[REQUIREMENT]: Give only the number of lines where "text" occurs.

[ENTRIES SHOWN]:
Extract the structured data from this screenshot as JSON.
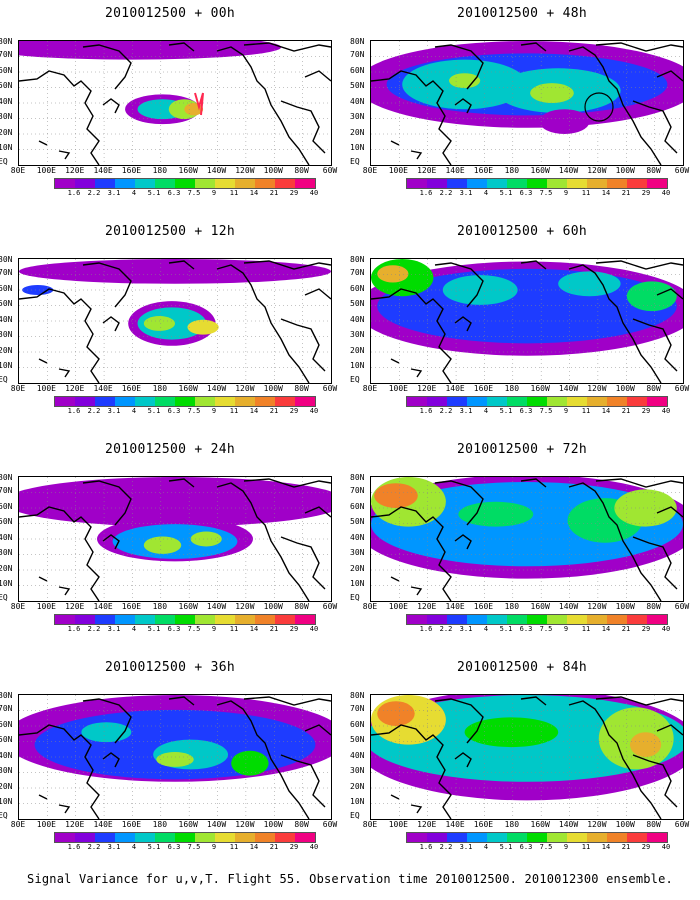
{
  "panels": [
    {
      "title": "2010012500 + 00h"
    },
    {
      "title": "2010012500 + 48h"
    },
    {
      "title": "2010012500 + 12h"
    },
    {
      "title": "2010012500 + 60h"
    },
    {
      "title": "2010012500 + 24h"
    },
    {
      "title": "2010012500 + 72h"
    },
    {
      "title": "2010012500 + 36h"
    },
    {
      "title": "2010012500 + 84h"
    }
  ],
  "lat_labels": [
    "80N",
    "70N",
    "60N",
    "50N",
    "40N",
    "30N",
    "20N",
    "10N",
    "EQ"
  ],
  "lon_labels": [
    "80E",
    "100E",
    "120E",
    "140E",
    "160E",
    "180",
    "160W",
    "140W",
    "120W",
    "100W",
    "80W",
    "60W"
  ],
  "colorbar": {
    "values": [
      "1.6",
      "2.2",
      "3.1",
      "4",
      "5.1",
      "6.3",
      "7.5",
      "9",
      "11",
      "14",
      "21",
      "29",
      "40"
    ],
    "colors": [
      "#a000c8",
      "#8200dc",
      "#1e3cff",
      "#0096ff",
      "#00c8c8",
      "#00dc64",
      "#00dc00",
      "#a0e632",
      "#e6dc32",
      "#e6af2d",
      "#f08228",
      "#fa3c3c",
      "#f00082"
    ]
  },
  "caption": "Signal Variance for u,v,T. Flight 55. Observation time 2010012500. 2010012300 ensemble."
}
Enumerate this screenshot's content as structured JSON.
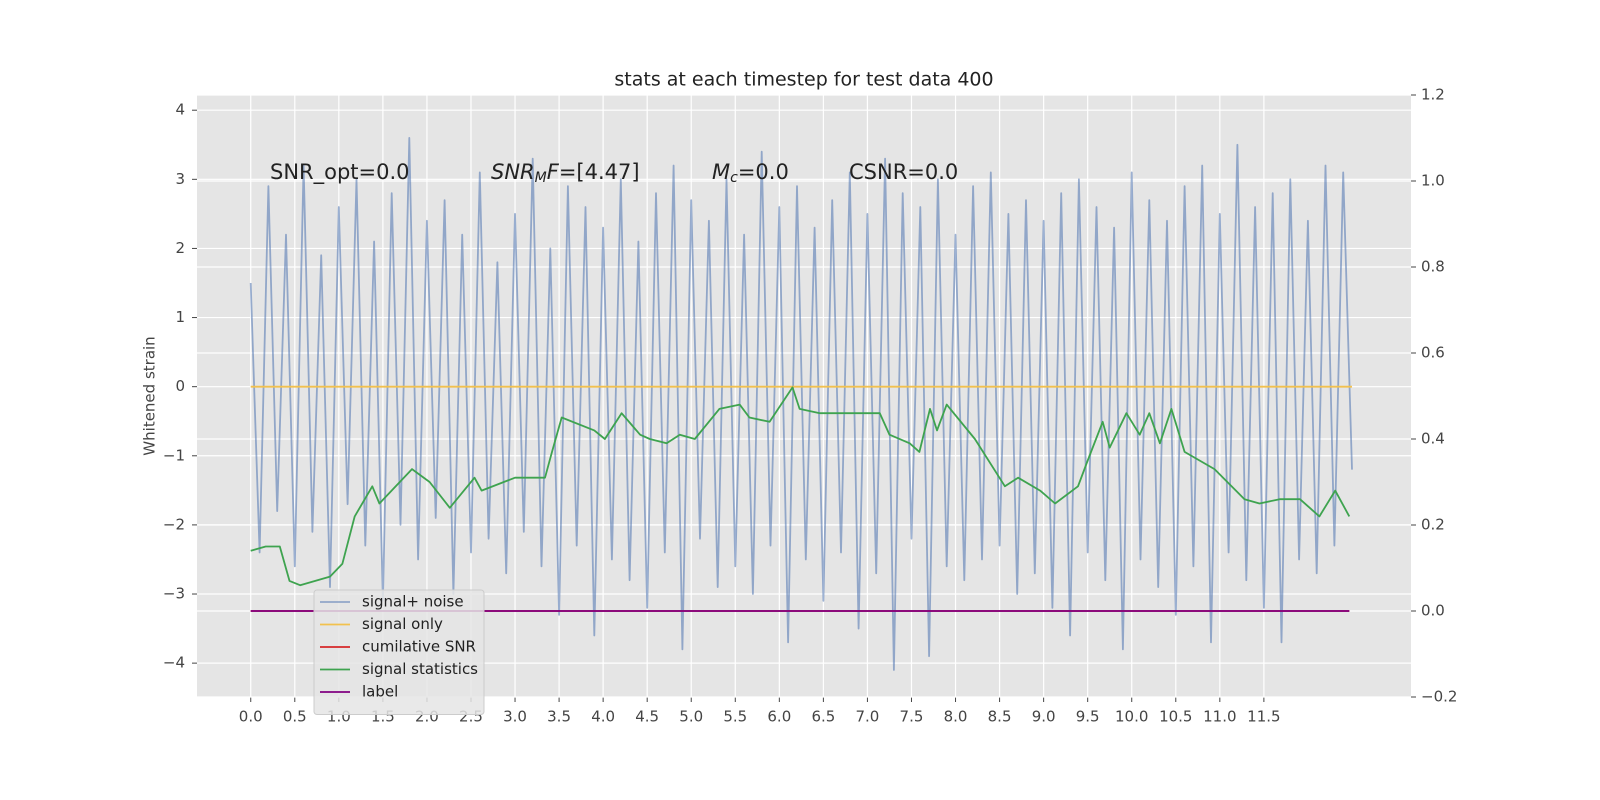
{
  "chart_data": {
    "type": "line",
    "title": "stats at each timestep for test data 400",
    "ylabel": "Whitened strain",
    "annotations": [
      {
        "parts": [
          {
            "text": "SNR_opt=0.0"
          }
        ]
      },
      {
        "parts": [
          {
            "text": "SNR",
            "italic": true
          },
          {
            "text": "M",
            "italic": true,
            "sub": true
          },
          {
            "text": "F",
            "italic": true
          },
          {
            "text": "=[4.47]"
          }
        ]
      },
      {
        "parts": [
          {
            "text": "M",
            "italic": true
          },
          {
            "text": "c",
            "italic": true,
            "sub": true
          },
          {
            "text": "=0.0"
          }
        ]
      },
      {
        "parts": [
          {
            "text": "CSNR=0.0"
          }
        ]
      }
    ],
    "xlim": [
      -0.61,
      13.17
    ],
    "ylim": [
      -4.49,
      4.22
    ],
    "y2lim": [
      -0.2,
      1.2
    ],
    "xticks": [
      {
        "value": 0,
        "label": "0.0"
      },
      0.5,
      {
        "value": 1,
        "label": "1.0"
      },
      1.5,
      {
        "value": 2,
        "label": "2.0"
      },
      2.5,
      {
        "value": 3,
        "label": "3.0"
      },
      3.5,
      {
        "value": 4,
        "label": "4.0"
      },
      4.5,
      {
        "value": 5,
        "label": "5.0"
      },
      5.5,
      {
        "value": 6,
        "label": "6.0"
      },
      6.5,
      {
        "value": 7,
        "label": "7.0"
      },
      7.5,
      {
        "value": 8,
        "label": "8.0"
      },
      8.5,
      {
        "value": 9,
        "label": "9.0"
      },
      9.5,
      {
        "value": 10,
        "label": "10.0"
      },
      10.5,
      {
        "value": 11,
        "label": "11.0"
      },
      11.5
    ],
    "yticks": [
      {
        "value": -4,
        "label": "−4"
      },
      {
        "value": -3,
        "label": "−3"
      },
      {
        "value": -2,
        "label": "−2"
      },
      {
        "value": -1,
        "label": "−1"
      },
      0,
      1,
      2,
      3,
      4
    ],
    "y2ticks": [
      {
        "value": -0.2,
        "label": "−0.2"
      },
      {
        "value": 0,
        "label": "0.0"
      },
      0.2,
      0.4,
      0.6,
      0.8,
      {
        "value": 1,
        "label": "1.0"
      },
      1.2
    ],
    "grid": true,
    "legend": "lower left",
    "series": [
      {
        "name": "signal+ noise",
        "color": "#4c72b0",
        "opacity": 0.55,
        "x": [
          0.0,
          0.1,
          0.2,
          0.3,
          0.4,
          0.5,
          0.6,
          0.7,
          0.8,
          0.9,
          1.0,
          1.1,
          1.2,
          1.3,
          1.4,
          1.5,
          1.6,
          1.7,
          1.8,
          1.9,
          2.0,
          2.1,
          2.2,
          2.3,
          2.4,
          2.5,
          2.6,
          2.7,
          2.8,
          2.9,
          3.0,
          3.1,
          3.2,
          3.3,
          3.4,
          3.5,
          3.6,
          3.7,
          3.8,
          3.9,
          4.0,
          4.1,
          4.2,
          4.3,
          4.4,
          4.5,
          4.6,
          4.7,
          4.8,
          4.9,
          5.0,
          5.1,
          5.2,
          5.3,
          5.4,
          5.5,
          5.6,
          5.7,
          5.8,
          5.9,
          6.0,
          6.1,
          6.2,
          6.3,
          6.4,
          6.5,
          6.6,
          6.7,
          6.8,
          6.9,
          7.0,
          7.1,
          7.2,
          7.3,
          7.4,
          7.5,
          7.6,
          7.7,
          7.8,
          7.9,
          8.0,
          8.1,
          8.2,
          8.3,
          8.4,
          8.5,
          8.6,
          8.7,
          8.8,
          8.9,
          9.0,
          9.1,
          9.2,
          9.3,
          9.4,
          9.5,
          9.6,
          9.7,
          9.8,
          9.9,
          10.0,
          10.1,
          10.2,
          10.3,
          10.4,
          10.5,
          10.6,
          10.7,
          10.8,
          10.9,
          11.0,
          11.1,
          11.2,
          11.3,
          11.4,
          11.5,
          11.6,
          11.7,
          11.8,
          11.9,
          12.0,
          12.1,
          12.2,
          12.3,
          12.4,
          12.5
        ],
        "values": [
          1.5,
          -2.4,
          2.9,
          -1.8,
          2.2,
          -2.6,
          3.2,
          -2.1,
          1.9,
          -2.9,
          2.6,
          -1.7,
          3.0,
          -2.3,
          2.1,
          -3.1,
          2.8,
          -2.0,
          3.6,
          -2.5,
          2.4,
          -1.9,
          2.7,
          -3.0,
          2.2,
          -2.4,
          3.1,
          -2.2,
          1.8,
          -2.7,
          2.5,
          -2.1,
          3.3,
          -2.6,
          2.0,
          -3.3,
          2.9,
          -2.3,
          2.6,
          -3.6,
          2.3,
          -2.5,
          3.0,
          -2.8,
          2.1,
          -3.2,
          2.8,
          -2.4,
          3.2,
          -3.8,
          2.7,
          -2.2,
          2.4,
          -2.9,
          3.0,
          -2.6,
          2.2,
          -3.0,
          3.4,
          -2.3,
          2.6,
          -3.7,
          2.9,
          -2.5,
          2.3,
          -3.1,
          2.7,
          -2.4,
          3.1,
          -3.5,
          2.5,
          -2.7,
          3.3,
          -4.1,
          2.8,
          -2.2,
          2.6,
          -3.9,
          3.0,
          -2.6,
          2.2,
          -2.8,
          2.9,
          -2.5,
          3.1,
          -2.3,
          2.5,
          -3.0,
          2.7,
          -2.7,
          2.4,
          -3.2,
          2.8,
          -3.6,
          3.0,
          -2.4,
          2.6,
          -2.8,
          2.3,
          -3.8,
          3.1,
          -2.5,
          2.7,
          -2.9,
          2.4,
          -3.3,
          2.9,
          -2.6,
          3.2,
          -3.7,
          2.5,
          -2.4,
          3.5,
          -2.8,
          2.6,
          -3.2,
          2.8,
          -3.7,
          3.0,
          -2.5,
          2.4,
          -2.7,
          3.2,
          -2.3,
          3.1,
          -1.2
        ]
      },
      {
        "name": "signal only",
        "color": "#f2c14e",
        "x": [
          0,
          12.5
        ],
        "values": [
          0,
          0
        ]
      },
      {
        "name": "cumilative SNR",
        "color": "#d62728",
        "axis": "y2",
        "x": [
          0,
          12.47
        ],
        "values": [
          0,
          0
        ]
      },
      {
        "name": "signal statistics",
        "color": "#3ea34f",
        "axis": "y2",
        "x": [
          0.0,
          0.17,
          0.33,
          0.44,
          0.56,
          0.9,
          1.04,
          1.18,
          1.38,
          1.46,
          1.83,
          2.03,
          2.26,
          2.54,
          2.62,
          3.0,
          3.34,
          3.42,
          3.53,
          3.9,
          4.02,
          4.21,
          4.42,
          4.53,
          4.72,
          4.87,
          5.04,
          5.32,
          5.55,
          5.66,
          5.89,
          6.15,
          6.23,
          6.46,
          6.8,
          7.14,
          7.25,
          7.48,
          7.59,
          7.71,
          7.79,
          7.9,
          8.22,
          8.56,
          8.71,
          8.96,
          9.13,
          9.39,
          9.5,
          9.67,
          9.75,
          9.94,
          10.09,
          10.2,
          10.32,
          10.45,
          10.6,
          10.94,
          11.28,
          11.45,
          11.68,
          11.91,
          12.13,
          12.31,
          12.47
        ],
        "values": [
          0.14,
          0.15,
          0.15,
          0.07,
          0.06,
          0.08,
          0.11,
          0.22,
          0.29,
          0.25,
          0.33,
          0.3,
          0.24,
          0.31,
          0.28,
          0.31,
          0.31,
          0.37,
          0.45,
          0.42,
          0.4,
          0.46,
          0.41,
          0.4,
          0.39,
          0.41,
          0.4,
          0.47,
          0.48,
          0.45,
          0.44,
          0.52,
          0.47,
          0.46,
          0.46,
          0.46,
          0.41,
          0.39,
          0.37,
          0.47,
          0.42,
          0.48,
          0.4,
          0.29,
          0.31,
          0.28,
          0.25,
          0.29,
          0.35,
          0.44,
          0.38,
          0.46,
          0.41,
          0.46,
          0.39,
          0.47,
          0.37,
          0.33,
          0.26,
          0.25,
          0.26,
          0.26,
          0.22,
          0.28,
          0.22
        ]
      },
      {
        "name": "label",
        "color": "#800080",
        "axis": "y2",
        "x": [
          0,
          12.47
        ],
        "values": [
          0,
          0
        ]
      }
    ]
  }
}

[EXPECTED OUTPUT]: 9